* _Your objective_: Make an exact transcription of the material, leaving out all images.

* _The records_:

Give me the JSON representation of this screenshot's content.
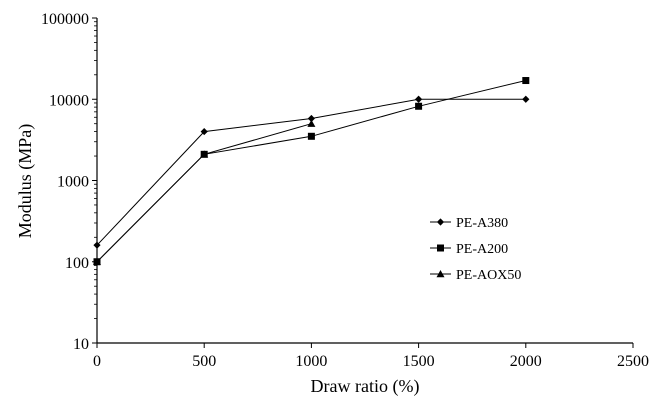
{
  "chart_data": {
    "type": "line",
    "xlabel": "Draw ratio (%)",
    "ylabel": "Modulus (MPa)",
    "xlim": [
      0,
      2500
    ],
    "ylim": [
      10,
      100000
    ],
    "y_scale": "log",
    "grid": false,
    "legend_position": "right-center",
    "x_ticks": [
      "0",
      "500",
      "1000",
      "1500",
      "2000",
      "2500"
    ],
    "y_ticks": [
      "10",
      "100",
      "1000",
      "10000",
      "100000"
    ],
    "series": [
      {
        "name": "PE-A380",
        "marker": "diamond",
        "x": [
          0,
          500,
          1000,
          1500,
          2000
        ],
        "y": [
          160,
          4000,
          5800,
          10000,
          10000
        ]
      },
      {
        "name": "PE-A200",
        "marker": "square",
        "x": [
          0,
          500,
          1000,
          1500,
          2000
        ],
        "y": [
          100,
          2100,
          3500,
          8200,
          17000
        ]
      },
      {
        "name": "PE-AOX50",
        "marker": "triangle",
        "x": [
          0,
          500,
          1000
        ],
        "y": [
          100,
          2100,
          5000
        ]
      }
    ]
  }
}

* _The solution_:
Give me the JSON representation of this screenshot's content.
{
  "chart_data": {
    "type": "line",
    "xlabel": "Draw ratio (%)",
    "ylabel": "Modulus (MPa)",
    "xlim": [
      0,
      2500
    ],
    "ylim": [
      10,
      100000
    ],
    "y_scale": "log",
    "grid": false,
    "legend_position": "right-center",
    "x_ticks": [
      "0",
      "500",
      "1000",
      "1500",
      "2000",
      "2500"
    ],
    "y_ticks": [
      "10",
      "100",
      "1000",
      "10000",
      "100000"
    ],
    "series": [
      {
        "name": "PE-A380",
        "marker": "diamond",
        "x": [
          0,
          500,
          1000,
          1500,
          2000
        ],
        "y": [
          160,
          4000,
          5800,
          10000,
          10000
        ]
      },
      {
        "name": "PE-A200",
        "marker": "square",
        "x": [
          0,
          500,
          1000,
          1500,
          2000
        ],
        "y": [
          100,
          2100,
          3500,
          8200,
          17000
        ]
      },
      {
        "name": "PE-AOX50",
        "marker": "triangle",
        "x": [
          0,
          500,
          1000
        ],
        "y": [
          100,
          2100,
          5000
        ]
      }
    ]
  }
}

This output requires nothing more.